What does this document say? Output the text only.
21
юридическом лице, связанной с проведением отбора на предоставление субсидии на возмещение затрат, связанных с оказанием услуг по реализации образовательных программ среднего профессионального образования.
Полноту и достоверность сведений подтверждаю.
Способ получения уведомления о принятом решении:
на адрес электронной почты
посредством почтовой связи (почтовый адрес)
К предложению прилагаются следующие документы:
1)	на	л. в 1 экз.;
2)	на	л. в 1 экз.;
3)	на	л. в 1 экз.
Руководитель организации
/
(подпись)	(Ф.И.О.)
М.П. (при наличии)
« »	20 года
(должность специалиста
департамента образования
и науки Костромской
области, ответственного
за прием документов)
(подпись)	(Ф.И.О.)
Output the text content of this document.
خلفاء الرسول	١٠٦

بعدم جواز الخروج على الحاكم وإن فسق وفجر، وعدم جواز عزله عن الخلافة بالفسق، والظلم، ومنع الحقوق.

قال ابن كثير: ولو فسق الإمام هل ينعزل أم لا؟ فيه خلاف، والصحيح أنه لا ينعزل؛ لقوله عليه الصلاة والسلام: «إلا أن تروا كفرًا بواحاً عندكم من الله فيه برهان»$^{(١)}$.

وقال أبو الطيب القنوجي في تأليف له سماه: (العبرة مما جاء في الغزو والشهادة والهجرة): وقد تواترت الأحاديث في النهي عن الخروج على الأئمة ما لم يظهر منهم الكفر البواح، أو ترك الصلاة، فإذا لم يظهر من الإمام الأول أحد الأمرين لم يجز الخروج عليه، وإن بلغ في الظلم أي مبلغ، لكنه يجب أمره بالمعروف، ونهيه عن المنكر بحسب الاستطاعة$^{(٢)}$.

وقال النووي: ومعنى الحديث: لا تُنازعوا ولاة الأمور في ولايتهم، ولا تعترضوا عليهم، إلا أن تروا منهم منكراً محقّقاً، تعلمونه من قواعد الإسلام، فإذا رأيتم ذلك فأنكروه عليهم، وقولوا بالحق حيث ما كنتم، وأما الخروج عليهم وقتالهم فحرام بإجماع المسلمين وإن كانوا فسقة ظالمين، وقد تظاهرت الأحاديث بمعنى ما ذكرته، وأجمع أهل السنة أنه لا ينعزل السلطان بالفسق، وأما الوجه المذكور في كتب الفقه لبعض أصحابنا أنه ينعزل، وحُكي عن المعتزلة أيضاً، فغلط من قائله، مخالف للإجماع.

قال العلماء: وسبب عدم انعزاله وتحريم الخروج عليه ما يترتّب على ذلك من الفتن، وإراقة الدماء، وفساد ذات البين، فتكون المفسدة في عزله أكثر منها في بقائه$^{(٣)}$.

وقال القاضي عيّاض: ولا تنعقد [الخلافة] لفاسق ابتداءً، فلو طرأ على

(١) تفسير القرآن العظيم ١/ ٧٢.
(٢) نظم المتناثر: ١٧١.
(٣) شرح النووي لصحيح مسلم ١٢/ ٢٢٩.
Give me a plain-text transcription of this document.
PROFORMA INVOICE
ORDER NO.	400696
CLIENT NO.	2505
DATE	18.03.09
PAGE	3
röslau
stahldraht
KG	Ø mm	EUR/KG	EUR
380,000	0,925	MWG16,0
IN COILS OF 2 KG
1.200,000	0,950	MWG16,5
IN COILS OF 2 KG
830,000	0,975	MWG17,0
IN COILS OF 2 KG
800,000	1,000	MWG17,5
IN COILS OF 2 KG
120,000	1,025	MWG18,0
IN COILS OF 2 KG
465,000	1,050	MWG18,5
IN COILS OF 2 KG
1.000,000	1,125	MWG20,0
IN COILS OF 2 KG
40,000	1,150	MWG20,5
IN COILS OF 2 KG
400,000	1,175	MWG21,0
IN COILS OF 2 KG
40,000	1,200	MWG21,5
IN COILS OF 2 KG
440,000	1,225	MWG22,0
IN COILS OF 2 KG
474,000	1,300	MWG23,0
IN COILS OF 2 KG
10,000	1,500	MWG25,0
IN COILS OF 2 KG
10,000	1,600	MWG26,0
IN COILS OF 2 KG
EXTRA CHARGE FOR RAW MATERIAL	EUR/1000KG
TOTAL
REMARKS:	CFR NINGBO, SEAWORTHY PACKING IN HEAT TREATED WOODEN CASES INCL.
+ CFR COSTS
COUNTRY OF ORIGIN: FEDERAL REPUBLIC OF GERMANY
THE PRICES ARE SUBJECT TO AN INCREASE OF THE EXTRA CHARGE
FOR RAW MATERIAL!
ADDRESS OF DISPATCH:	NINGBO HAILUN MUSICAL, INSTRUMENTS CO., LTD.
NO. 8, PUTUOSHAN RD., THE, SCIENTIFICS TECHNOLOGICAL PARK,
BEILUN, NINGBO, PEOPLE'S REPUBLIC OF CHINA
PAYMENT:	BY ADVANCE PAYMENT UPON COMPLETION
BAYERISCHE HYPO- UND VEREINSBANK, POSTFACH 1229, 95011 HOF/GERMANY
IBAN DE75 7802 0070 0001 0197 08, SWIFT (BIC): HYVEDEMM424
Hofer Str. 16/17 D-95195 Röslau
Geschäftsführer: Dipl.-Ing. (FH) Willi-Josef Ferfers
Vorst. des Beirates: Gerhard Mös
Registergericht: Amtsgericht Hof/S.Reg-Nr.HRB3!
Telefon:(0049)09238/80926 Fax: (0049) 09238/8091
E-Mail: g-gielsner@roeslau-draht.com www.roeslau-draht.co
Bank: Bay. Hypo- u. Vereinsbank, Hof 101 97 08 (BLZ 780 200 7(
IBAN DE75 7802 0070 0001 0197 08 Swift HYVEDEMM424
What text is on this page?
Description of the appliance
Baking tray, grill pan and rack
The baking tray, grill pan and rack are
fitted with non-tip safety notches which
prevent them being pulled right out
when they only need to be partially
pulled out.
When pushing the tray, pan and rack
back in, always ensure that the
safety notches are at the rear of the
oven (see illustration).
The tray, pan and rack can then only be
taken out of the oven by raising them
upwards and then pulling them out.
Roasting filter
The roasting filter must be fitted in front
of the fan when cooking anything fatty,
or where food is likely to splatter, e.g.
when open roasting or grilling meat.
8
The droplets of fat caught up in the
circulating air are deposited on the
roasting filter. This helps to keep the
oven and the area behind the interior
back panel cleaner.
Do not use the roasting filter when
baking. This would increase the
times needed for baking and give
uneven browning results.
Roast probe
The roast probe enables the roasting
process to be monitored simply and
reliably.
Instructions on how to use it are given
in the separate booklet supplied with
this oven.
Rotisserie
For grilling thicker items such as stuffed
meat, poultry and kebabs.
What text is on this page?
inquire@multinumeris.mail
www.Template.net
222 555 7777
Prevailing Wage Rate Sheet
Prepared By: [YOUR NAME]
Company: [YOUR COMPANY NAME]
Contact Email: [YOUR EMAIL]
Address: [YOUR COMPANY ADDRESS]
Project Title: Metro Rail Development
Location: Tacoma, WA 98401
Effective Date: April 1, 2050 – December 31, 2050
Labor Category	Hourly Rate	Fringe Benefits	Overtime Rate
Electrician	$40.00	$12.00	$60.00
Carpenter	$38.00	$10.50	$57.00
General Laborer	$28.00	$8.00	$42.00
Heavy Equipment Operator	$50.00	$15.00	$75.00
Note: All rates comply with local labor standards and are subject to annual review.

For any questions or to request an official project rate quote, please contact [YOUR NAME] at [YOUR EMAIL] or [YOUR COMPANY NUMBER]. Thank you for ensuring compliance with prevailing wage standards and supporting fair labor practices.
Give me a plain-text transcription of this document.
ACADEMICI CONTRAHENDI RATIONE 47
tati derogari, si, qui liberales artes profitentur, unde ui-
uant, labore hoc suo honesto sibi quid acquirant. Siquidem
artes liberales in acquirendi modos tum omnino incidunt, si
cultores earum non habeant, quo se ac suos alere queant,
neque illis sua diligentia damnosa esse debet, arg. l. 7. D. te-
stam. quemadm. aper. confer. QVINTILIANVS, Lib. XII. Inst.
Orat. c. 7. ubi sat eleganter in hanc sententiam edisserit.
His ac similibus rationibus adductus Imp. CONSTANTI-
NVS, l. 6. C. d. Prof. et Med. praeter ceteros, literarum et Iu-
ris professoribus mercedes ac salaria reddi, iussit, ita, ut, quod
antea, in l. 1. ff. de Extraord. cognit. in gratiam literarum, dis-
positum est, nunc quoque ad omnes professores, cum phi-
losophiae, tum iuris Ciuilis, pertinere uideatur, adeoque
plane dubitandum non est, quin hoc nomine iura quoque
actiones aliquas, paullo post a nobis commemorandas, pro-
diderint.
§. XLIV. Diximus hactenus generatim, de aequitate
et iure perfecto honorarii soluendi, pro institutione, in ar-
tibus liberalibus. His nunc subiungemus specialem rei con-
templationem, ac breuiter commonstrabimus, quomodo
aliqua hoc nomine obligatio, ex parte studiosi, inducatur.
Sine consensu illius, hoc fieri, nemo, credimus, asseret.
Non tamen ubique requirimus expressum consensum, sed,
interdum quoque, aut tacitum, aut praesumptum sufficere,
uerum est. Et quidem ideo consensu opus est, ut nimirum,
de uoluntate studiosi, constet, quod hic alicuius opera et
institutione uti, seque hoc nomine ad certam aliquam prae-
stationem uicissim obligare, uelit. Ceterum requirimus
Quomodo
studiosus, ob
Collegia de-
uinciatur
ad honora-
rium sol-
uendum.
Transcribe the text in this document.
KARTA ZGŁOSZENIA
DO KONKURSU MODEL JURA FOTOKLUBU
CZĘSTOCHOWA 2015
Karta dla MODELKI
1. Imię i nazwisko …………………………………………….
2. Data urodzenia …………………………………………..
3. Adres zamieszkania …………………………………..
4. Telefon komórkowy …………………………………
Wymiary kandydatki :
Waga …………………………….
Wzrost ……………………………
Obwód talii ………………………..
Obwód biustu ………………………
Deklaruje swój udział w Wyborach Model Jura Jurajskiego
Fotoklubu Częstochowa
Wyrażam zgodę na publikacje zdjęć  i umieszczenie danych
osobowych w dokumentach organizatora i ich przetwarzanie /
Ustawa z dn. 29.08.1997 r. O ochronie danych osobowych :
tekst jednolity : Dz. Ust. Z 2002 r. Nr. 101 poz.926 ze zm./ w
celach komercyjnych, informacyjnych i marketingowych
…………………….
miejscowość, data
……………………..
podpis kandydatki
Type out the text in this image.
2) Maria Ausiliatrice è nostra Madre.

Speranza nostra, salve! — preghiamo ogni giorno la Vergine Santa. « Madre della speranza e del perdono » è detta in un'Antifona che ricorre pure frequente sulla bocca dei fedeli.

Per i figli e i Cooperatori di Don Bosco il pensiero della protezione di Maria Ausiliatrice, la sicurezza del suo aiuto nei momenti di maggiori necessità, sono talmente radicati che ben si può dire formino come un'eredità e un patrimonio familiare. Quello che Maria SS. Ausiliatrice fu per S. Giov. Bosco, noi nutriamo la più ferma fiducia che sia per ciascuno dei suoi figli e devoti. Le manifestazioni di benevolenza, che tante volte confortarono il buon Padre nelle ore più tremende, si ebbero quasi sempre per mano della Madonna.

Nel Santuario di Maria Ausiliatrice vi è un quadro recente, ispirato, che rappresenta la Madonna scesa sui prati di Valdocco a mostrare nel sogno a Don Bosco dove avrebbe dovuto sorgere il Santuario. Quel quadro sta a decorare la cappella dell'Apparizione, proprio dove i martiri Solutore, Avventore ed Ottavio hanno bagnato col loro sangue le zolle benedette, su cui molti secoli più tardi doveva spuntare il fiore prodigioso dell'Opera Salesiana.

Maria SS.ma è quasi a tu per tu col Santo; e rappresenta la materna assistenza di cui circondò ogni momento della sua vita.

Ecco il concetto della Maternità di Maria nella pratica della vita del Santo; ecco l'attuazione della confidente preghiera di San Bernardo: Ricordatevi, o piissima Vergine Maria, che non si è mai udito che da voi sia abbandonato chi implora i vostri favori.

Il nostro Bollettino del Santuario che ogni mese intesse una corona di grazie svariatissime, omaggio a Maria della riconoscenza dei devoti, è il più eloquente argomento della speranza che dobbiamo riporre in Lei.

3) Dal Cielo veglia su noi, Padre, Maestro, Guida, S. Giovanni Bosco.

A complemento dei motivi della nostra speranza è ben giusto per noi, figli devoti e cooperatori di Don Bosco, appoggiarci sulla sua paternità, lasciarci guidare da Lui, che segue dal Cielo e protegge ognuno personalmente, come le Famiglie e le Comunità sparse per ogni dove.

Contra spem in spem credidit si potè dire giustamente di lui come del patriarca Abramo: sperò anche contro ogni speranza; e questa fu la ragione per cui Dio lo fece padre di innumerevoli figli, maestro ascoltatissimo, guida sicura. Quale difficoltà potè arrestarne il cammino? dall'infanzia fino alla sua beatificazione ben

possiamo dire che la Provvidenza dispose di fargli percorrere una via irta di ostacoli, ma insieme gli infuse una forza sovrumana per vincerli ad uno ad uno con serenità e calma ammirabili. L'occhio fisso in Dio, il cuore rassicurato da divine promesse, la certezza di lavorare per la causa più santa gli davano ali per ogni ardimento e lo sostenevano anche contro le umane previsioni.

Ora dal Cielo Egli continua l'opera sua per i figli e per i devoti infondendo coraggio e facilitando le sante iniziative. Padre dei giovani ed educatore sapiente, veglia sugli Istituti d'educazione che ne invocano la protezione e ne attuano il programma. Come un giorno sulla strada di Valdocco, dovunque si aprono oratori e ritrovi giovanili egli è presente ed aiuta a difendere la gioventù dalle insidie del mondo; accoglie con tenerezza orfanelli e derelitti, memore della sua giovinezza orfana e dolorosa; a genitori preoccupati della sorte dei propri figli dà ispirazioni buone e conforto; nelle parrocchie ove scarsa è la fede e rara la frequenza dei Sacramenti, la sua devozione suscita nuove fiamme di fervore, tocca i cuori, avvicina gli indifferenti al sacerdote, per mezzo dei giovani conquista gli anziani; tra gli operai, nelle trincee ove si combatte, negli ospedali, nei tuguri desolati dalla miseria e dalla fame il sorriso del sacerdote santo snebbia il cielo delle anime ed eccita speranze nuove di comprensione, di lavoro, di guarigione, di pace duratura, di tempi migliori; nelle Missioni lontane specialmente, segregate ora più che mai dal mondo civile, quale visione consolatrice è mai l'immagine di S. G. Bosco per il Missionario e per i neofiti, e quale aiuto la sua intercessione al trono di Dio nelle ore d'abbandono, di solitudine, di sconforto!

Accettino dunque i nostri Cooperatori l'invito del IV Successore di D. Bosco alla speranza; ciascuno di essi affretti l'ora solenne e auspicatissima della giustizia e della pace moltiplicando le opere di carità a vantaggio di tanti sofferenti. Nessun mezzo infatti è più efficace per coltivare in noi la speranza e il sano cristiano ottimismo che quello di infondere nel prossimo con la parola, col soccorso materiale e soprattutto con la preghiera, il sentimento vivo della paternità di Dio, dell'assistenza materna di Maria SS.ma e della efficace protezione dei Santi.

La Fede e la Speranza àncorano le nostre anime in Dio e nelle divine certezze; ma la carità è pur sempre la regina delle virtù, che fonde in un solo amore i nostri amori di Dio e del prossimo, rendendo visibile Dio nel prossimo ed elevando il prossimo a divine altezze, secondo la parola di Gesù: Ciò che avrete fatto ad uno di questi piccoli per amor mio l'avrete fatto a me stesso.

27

____________________

- [Task prompt]: Say how many lines of the listing above contain "nomine", with no other words.

- [Result of this exercise]: 3